Aim of the exercise
Transcribe each line exactly.

(Extracted data entries)
==*==
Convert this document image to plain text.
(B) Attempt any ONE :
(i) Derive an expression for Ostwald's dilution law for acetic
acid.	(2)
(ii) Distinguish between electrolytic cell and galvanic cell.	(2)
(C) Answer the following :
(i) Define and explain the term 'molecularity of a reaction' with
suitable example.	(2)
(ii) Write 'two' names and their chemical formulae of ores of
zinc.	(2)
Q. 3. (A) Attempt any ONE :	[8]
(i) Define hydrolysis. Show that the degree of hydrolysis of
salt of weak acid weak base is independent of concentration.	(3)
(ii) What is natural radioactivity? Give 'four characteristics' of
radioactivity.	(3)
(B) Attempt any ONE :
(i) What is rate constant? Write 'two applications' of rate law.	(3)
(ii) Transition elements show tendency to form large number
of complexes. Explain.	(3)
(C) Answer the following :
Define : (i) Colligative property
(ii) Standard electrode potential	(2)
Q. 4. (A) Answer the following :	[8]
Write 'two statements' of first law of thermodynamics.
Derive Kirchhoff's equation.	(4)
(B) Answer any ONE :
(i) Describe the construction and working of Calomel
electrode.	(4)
==*==
The answer
Convert this document image to plain text.
(B) Attempt any ONE :
(i) Derive an expression for Ostwald's dilution law for acetic
acid.	(2)
(ii) Distinguish between electrolytic cell and galvanic cell.	(2)
(C) Answer the following :
(i) Define and explain the term 'molecularity of a reaction' with
suitable example.	(2)
(ii) Write 'two' names and their chemical formulae of ores of
zinc.	(2)
Q. 3. (A) Attempt any ONE :	[8]
(i) Define hydrolysis. Show that the degree of hydrolysis of
salt of weak acid weak base is independent of concentration.	(3)
(ii) What is natural radioactivity? Give 'four characteristics' of
radioactivity.	(3)
(B) Attempt any ONE :
(i) What is rate constant? Write 'two applications' of rate law.	(3)
(ii) Transition elements show tendency to form large number
of complexes. Explain.	(3)
(C) Answer the following :
Define : (i) Colligative property
(ii) Standard electrode potential	(2)
Q. 4. (A) Answer the following :	[8]
Write 'two statements' of first law of thermodynamics.
Derive Kirchhoff's equation.	(4)
(B) Answer any ONE :
(i) Describe the construction and working of Calomel
electrode.	(4)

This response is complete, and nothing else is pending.